◆ THE REQUEST: Update the material from its first line through the line containing "108, 383, 295]", changing "Absolute risk" to "Absolute hazard" and leaving everything else as it is.

--- BEGIN RECORDS FOR THE EXERCISE ---

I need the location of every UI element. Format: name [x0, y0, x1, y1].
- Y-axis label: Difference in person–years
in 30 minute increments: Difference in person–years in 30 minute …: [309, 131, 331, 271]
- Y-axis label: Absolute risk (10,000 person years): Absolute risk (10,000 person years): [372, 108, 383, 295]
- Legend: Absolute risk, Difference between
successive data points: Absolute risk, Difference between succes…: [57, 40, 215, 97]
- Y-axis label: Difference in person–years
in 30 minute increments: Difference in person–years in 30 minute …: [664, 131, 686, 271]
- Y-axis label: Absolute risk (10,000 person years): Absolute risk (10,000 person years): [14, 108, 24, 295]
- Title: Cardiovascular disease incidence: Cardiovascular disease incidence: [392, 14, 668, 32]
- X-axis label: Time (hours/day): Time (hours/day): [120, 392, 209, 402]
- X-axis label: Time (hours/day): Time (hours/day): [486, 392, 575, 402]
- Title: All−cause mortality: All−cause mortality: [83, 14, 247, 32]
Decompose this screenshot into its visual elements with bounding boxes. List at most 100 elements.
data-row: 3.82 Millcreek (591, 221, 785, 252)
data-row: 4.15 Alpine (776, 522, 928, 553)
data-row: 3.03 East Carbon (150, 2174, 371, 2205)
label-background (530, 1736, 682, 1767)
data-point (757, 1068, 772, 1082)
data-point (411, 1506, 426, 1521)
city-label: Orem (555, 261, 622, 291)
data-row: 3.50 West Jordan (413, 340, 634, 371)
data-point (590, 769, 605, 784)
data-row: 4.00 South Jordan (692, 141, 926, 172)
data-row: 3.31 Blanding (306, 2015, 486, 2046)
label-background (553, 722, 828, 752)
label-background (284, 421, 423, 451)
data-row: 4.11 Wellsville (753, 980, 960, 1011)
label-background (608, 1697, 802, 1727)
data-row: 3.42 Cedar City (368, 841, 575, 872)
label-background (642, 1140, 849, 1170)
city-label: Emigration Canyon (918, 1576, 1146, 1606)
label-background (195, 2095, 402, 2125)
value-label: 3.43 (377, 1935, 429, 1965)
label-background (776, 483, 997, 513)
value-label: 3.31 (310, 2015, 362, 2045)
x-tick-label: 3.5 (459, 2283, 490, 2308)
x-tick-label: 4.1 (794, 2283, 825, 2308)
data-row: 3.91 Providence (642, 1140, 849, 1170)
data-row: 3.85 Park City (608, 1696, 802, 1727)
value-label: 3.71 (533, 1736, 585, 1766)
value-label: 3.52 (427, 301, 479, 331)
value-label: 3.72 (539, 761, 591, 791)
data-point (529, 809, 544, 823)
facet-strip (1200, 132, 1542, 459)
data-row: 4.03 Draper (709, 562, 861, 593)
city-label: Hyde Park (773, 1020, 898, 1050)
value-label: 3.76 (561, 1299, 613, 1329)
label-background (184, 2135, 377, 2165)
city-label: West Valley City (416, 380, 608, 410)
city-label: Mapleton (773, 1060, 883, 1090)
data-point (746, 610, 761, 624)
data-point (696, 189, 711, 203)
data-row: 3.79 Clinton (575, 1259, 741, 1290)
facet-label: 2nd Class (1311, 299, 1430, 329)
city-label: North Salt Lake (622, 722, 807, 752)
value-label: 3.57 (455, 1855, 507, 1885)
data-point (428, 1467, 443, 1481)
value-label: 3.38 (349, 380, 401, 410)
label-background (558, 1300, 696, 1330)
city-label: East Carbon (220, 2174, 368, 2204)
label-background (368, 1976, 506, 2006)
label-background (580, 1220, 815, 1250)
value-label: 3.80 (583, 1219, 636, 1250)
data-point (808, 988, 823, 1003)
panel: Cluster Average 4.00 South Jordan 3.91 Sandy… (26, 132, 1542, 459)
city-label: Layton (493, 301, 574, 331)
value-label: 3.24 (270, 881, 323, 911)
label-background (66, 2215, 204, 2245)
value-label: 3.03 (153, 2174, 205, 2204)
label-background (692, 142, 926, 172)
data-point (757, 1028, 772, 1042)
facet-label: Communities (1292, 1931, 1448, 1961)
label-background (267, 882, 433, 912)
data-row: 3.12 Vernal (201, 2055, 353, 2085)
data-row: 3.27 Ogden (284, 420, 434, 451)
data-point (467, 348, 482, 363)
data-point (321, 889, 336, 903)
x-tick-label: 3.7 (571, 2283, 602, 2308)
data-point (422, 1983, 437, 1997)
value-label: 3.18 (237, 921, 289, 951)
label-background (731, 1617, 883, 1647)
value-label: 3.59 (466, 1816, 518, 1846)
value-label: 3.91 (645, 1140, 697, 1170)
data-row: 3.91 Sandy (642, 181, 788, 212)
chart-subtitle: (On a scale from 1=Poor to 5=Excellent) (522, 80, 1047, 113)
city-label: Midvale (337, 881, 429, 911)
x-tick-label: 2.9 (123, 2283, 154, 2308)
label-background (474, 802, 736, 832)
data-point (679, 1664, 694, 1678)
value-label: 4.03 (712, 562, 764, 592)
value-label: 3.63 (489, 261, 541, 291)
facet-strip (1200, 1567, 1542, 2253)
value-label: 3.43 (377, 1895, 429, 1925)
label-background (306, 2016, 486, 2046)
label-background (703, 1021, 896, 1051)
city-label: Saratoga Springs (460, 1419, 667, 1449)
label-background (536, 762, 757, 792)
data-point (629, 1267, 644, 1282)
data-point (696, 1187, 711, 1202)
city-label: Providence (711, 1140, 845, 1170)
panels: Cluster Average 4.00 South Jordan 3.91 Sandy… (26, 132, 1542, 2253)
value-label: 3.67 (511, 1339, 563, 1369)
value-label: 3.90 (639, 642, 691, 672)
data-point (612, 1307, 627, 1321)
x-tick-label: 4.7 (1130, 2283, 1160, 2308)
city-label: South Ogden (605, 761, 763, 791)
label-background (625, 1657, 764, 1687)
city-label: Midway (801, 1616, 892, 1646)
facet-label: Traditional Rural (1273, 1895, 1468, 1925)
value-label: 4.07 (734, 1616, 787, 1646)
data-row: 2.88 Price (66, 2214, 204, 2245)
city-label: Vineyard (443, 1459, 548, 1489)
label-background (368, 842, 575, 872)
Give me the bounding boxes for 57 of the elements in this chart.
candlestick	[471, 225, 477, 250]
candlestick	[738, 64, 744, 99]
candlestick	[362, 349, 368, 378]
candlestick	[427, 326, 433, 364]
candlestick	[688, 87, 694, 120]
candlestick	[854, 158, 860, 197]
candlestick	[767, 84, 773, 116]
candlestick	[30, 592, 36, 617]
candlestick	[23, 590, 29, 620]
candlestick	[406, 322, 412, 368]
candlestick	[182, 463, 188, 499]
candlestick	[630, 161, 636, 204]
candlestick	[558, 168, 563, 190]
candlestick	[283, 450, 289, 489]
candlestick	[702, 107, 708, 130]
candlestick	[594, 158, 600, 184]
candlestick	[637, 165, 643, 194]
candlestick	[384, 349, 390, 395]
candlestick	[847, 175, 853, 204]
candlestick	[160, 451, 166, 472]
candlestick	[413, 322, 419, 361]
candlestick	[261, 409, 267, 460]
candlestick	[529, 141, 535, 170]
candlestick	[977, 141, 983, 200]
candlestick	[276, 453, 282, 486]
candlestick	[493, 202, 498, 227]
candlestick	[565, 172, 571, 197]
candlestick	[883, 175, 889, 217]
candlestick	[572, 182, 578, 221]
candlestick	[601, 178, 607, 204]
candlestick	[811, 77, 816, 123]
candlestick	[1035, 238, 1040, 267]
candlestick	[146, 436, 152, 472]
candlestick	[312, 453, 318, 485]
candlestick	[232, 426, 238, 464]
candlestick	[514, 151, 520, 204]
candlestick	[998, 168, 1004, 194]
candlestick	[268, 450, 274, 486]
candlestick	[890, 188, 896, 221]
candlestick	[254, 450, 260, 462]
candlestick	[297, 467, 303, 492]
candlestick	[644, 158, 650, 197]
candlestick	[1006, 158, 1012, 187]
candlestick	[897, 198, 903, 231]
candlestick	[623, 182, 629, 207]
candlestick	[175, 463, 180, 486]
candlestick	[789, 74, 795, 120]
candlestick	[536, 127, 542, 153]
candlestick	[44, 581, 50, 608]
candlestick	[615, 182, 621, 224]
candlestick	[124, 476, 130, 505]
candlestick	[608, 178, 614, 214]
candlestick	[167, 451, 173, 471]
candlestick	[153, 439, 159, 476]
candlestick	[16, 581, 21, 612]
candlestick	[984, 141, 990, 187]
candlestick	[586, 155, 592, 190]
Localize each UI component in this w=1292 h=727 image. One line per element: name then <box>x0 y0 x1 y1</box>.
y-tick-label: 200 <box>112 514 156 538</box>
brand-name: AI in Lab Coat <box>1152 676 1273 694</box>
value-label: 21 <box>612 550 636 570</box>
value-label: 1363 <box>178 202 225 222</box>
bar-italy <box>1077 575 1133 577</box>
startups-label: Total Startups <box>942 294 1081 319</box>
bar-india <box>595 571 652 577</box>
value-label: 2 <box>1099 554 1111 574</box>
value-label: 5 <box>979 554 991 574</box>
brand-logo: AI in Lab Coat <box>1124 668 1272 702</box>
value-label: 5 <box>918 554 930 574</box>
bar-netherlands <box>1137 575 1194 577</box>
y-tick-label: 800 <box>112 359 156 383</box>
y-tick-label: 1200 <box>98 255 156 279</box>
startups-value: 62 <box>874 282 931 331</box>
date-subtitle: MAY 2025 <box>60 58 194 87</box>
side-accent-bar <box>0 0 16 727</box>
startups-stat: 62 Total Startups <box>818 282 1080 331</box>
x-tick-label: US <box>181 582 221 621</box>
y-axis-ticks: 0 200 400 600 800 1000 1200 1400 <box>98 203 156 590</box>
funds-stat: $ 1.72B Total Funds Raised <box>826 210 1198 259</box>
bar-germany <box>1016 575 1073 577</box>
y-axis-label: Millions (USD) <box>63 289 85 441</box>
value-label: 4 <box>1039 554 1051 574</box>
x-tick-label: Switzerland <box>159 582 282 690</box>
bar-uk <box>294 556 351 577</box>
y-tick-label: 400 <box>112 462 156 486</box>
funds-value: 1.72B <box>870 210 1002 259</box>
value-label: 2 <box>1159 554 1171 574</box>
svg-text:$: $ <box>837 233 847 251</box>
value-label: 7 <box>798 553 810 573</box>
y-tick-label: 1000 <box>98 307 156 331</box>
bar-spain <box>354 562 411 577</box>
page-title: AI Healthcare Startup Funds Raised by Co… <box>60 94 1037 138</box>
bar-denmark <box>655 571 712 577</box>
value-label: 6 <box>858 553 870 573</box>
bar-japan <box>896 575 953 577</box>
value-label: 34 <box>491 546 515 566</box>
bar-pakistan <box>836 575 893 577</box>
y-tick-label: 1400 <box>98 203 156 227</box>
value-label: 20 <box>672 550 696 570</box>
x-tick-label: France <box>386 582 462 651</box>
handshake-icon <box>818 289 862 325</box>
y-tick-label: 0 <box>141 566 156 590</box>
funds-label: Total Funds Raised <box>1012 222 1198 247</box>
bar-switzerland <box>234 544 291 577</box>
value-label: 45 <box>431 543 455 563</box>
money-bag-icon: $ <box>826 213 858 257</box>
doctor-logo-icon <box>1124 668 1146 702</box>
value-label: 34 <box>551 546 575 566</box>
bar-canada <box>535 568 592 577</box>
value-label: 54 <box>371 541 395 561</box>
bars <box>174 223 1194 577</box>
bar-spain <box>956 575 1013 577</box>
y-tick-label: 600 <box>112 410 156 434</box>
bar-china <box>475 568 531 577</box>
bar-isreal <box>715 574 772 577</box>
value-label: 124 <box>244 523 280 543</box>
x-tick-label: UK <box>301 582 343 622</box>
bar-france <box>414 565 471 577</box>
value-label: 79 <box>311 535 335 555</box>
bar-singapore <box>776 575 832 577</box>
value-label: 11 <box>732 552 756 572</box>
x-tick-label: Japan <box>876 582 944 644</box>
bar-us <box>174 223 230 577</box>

--- END RECORDS FOR THE EXERCISE ---

◆ FULL SOLUTION:
I need the location of every UI element. Format: name [x0, y0, x1, y1].
- Y-axis label: Difference in person–years
in 30 minute increments: Difference in person–years in 30 minute …: [309, 131, 331, 271]
- Y-axis label: Absolute hazard (10,000 person years): Absolute hazard (10,000 person years): [372, 108, 383, 295]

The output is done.